→ **WRITTEN PROBLEM**
Locate the word "name" in the material, then show every line that holds it.

Source records
# # # # # # #

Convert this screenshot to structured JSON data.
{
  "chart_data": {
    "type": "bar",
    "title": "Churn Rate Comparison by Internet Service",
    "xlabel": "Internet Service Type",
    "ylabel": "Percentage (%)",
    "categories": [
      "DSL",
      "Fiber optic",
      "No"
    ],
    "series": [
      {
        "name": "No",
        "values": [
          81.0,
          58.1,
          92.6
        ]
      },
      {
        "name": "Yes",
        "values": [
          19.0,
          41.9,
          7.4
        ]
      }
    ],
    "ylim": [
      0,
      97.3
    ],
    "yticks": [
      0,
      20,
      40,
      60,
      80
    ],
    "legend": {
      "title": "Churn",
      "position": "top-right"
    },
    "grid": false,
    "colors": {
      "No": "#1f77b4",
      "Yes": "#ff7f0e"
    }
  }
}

# # # # # # #

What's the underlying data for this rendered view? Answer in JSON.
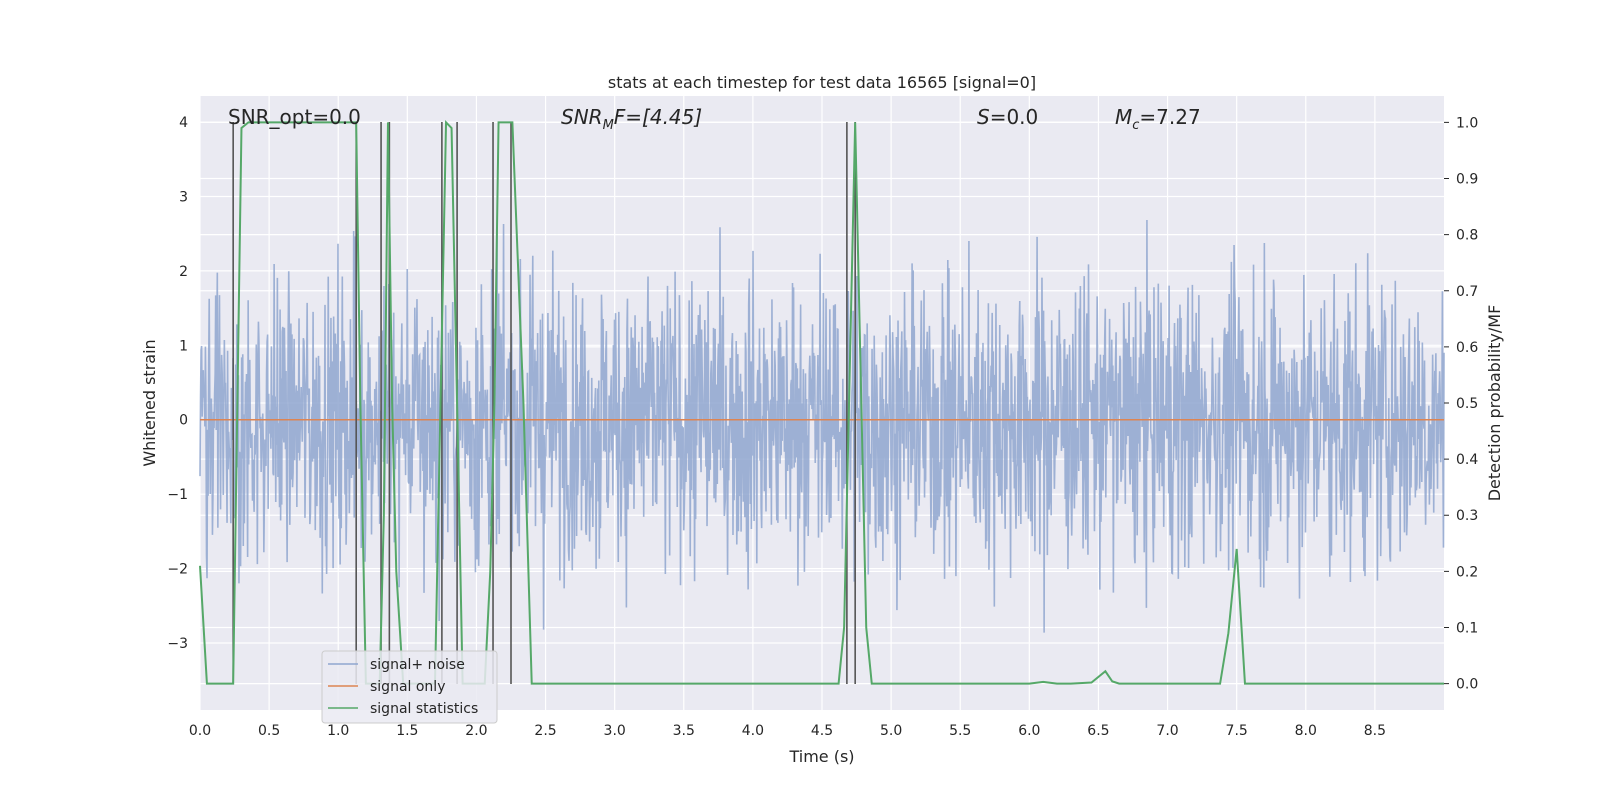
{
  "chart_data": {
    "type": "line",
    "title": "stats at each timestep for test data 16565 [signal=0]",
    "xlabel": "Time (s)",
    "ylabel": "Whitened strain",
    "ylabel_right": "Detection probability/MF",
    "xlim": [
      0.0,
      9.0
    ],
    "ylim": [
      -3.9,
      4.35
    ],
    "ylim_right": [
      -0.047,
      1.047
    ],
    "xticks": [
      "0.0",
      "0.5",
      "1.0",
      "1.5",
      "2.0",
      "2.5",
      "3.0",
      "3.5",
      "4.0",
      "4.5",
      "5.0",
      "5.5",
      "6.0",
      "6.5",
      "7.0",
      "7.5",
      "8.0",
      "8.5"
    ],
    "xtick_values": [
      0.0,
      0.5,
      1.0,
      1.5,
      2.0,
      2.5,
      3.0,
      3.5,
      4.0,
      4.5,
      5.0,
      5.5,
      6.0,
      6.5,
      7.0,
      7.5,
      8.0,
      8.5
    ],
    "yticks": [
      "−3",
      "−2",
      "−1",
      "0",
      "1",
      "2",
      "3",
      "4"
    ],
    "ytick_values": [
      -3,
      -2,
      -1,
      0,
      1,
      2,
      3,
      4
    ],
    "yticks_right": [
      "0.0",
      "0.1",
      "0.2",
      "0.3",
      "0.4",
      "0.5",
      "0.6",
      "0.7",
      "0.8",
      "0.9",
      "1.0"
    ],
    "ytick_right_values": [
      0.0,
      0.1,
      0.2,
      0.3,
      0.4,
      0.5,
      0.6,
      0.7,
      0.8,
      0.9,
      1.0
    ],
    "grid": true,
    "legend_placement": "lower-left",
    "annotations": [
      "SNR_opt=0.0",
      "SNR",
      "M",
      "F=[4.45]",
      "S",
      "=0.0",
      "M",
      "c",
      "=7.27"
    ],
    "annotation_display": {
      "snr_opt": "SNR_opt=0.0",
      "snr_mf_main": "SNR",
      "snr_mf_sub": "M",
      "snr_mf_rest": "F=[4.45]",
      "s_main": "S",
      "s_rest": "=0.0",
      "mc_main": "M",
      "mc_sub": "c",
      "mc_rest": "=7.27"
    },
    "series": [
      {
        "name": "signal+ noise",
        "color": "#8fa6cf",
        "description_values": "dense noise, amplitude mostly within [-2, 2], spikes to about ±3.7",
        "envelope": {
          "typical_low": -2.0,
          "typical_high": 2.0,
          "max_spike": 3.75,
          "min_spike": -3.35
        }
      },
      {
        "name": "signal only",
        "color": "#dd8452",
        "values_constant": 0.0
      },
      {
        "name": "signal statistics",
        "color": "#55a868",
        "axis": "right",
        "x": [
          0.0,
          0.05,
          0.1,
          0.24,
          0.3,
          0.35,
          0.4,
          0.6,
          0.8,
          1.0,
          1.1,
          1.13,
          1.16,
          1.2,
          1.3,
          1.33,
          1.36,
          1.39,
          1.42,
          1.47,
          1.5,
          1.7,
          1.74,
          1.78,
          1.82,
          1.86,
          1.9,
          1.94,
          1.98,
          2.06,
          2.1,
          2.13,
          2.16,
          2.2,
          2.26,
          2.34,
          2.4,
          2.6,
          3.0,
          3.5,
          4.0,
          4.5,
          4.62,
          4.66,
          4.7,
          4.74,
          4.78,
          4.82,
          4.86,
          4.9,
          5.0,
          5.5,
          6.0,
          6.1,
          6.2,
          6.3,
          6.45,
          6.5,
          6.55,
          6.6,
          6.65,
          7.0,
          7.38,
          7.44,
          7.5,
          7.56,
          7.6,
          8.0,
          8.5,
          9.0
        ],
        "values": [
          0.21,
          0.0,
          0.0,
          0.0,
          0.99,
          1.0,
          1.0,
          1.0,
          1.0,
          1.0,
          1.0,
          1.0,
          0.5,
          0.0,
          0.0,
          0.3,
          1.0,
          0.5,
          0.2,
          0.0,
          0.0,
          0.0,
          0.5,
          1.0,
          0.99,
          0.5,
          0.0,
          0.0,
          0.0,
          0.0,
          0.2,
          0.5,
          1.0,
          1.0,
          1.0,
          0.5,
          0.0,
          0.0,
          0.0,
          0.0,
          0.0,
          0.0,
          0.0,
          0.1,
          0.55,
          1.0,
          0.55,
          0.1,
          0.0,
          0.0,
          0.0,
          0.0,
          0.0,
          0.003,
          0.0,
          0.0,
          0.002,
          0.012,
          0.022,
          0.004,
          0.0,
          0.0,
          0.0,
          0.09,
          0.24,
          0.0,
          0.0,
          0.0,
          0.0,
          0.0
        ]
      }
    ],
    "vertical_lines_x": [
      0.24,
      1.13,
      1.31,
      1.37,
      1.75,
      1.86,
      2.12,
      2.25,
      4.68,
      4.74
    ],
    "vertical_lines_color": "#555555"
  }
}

# # # # # # #

→ **WRITTEN RESPONSE**
        "name": "No",
        "name": "Yes",
        "name": "signal+ noise",
        "name": "signal only",
        "name": "signal statistics",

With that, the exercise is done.